» Aim of the exercise
In the listing, locate the line containing "Decode this image", then quote it and all following lines exactly. Omit pictures.

(Figure record extracts)
>> START

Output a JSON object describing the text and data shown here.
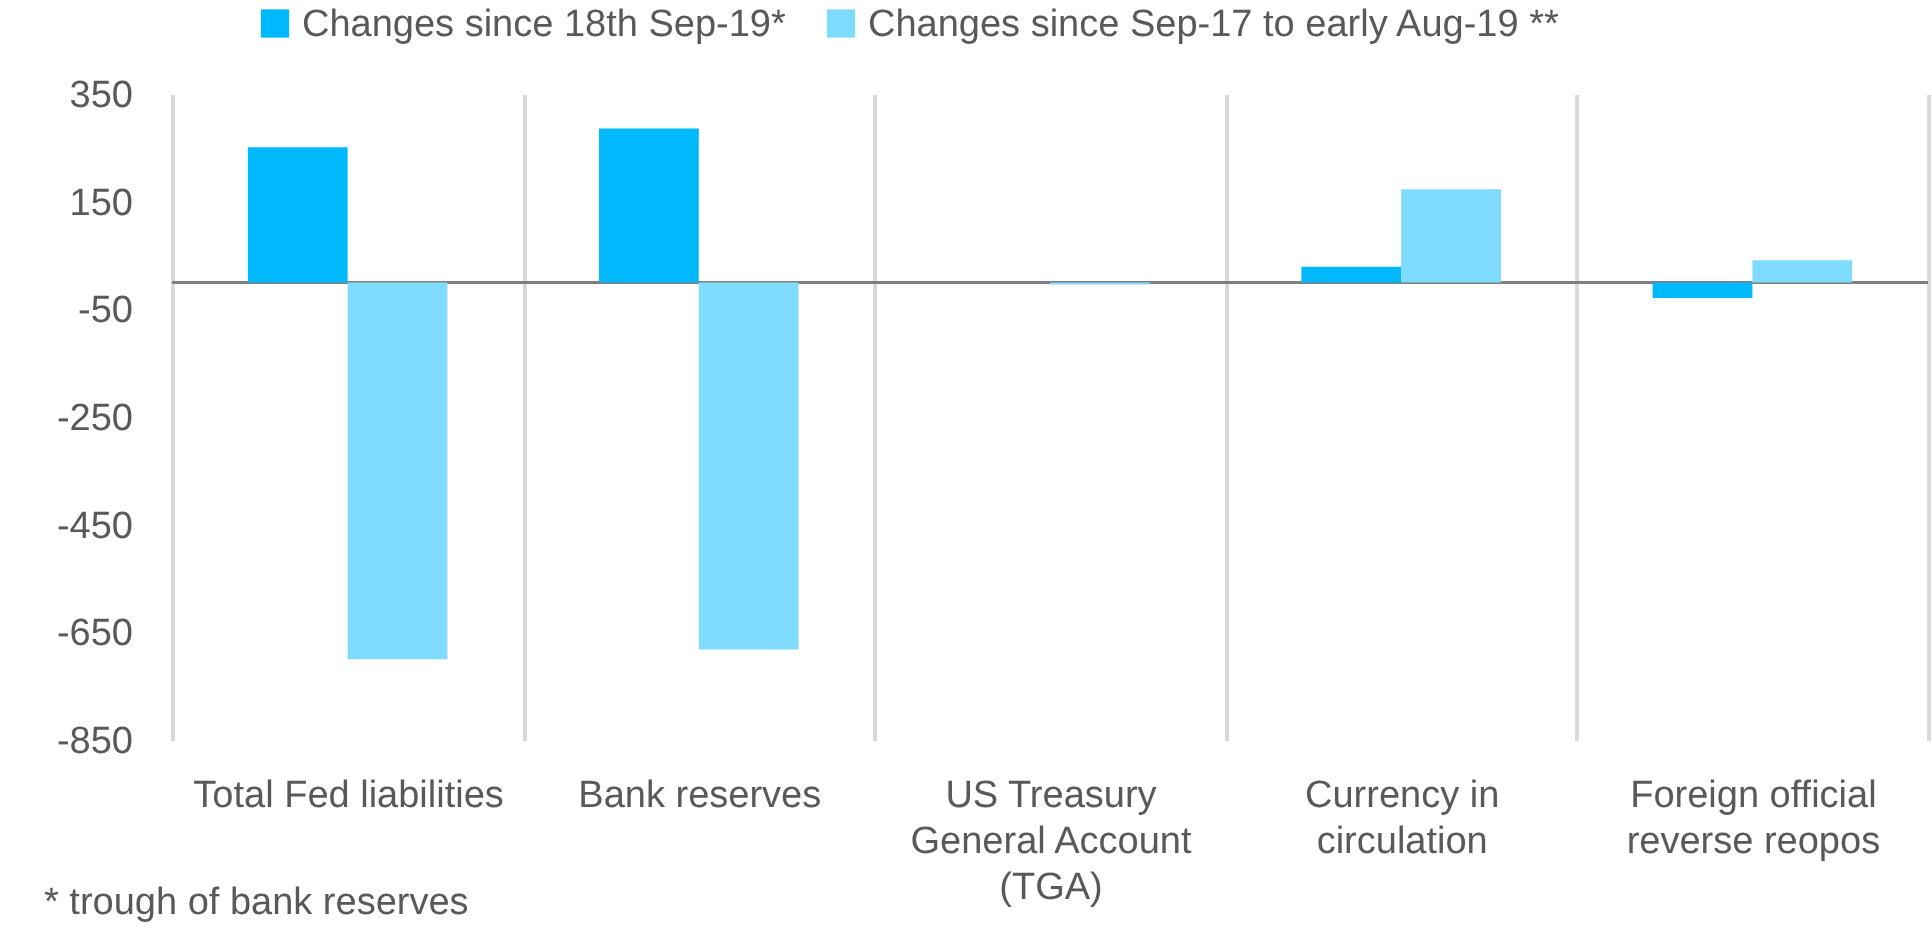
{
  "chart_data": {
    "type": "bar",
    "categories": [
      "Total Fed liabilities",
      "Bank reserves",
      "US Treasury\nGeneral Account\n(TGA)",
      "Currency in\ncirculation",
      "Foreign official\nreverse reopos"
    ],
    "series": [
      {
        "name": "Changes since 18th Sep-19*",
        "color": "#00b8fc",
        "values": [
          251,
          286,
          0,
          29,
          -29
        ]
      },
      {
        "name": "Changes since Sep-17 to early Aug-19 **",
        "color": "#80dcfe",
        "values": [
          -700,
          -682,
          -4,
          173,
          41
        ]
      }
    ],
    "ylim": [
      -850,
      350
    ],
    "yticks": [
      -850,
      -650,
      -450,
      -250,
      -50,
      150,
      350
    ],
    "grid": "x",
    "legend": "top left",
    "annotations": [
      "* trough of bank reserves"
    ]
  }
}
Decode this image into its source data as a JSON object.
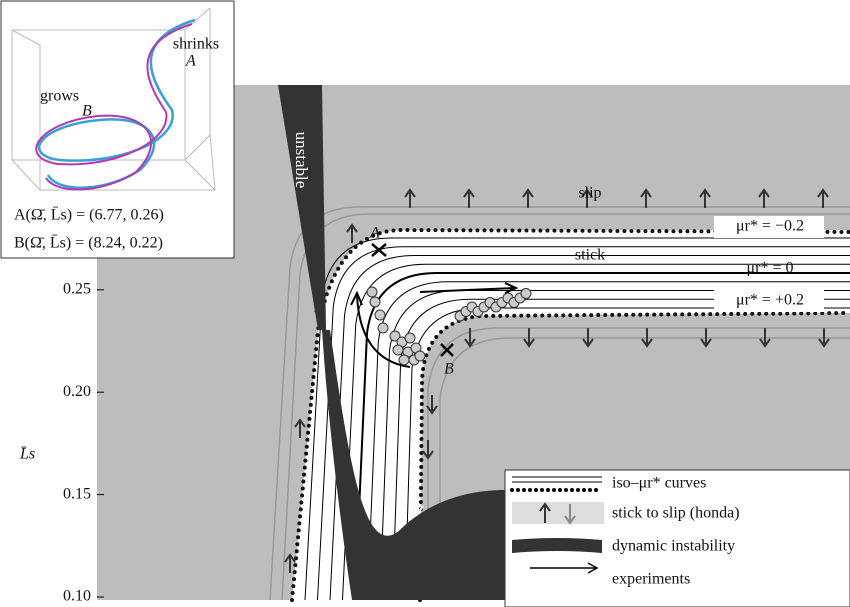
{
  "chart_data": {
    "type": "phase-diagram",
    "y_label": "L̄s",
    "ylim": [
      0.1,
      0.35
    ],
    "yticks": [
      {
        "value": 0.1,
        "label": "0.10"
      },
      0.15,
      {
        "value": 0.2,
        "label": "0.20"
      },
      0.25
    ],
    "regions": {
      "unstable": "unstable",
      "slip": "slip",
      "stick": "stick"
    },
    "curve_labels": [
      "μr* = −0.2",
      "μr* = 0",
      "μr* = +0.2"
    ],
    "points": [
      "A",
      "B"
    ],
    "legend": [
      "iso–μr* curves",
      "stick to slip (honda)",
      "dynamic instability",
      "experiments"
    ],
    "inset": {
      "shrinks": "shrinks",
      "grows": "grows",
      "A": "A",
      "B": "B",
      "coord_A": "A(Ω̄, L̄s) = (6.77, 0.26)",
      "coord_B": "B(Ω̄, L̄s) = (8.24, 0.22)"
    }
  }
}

>> END

» Response
Decode this image into its source data as a JSON object.
{
  "chart_data": {
    "type": "phase-diagram",
    "y_label": "L̄s",
    "ylim": [
      0.1,
      0.35
    ],
    "yticks": [
      {
        "value": 0.1,
        "label": "0.10"
      },
      0.15,
      {
        "value": 0.2,
        "label": "0.20"
      },
      0.25
    ],
    "regions": {
      "unstable": "unstable",
      "slip": "slip",
      "stick": "stick"
    },
    "curve_labels": [
      "μr* = −0.2",
      "μr* = 0",
      "μr* = +0.2"
    ],
    "points": [
      "A",
      "B"
    ],
    "legend": [
      "iso–μr* curves",
      "stick to slip (honda)",
      "dynamic instability",
      "experiments"
    ],
    "inset": {
      "shrinks": "shrinks",
      "grows": "grows",
      "A": "A",
      "B": "B",
      "coord_A": "A(Ω̄, L̄s) = (6.77, 0.26)",
      "coord_B": "B(Ω̄, L̄s) = (8.24, 0.22)"
    }
  }
}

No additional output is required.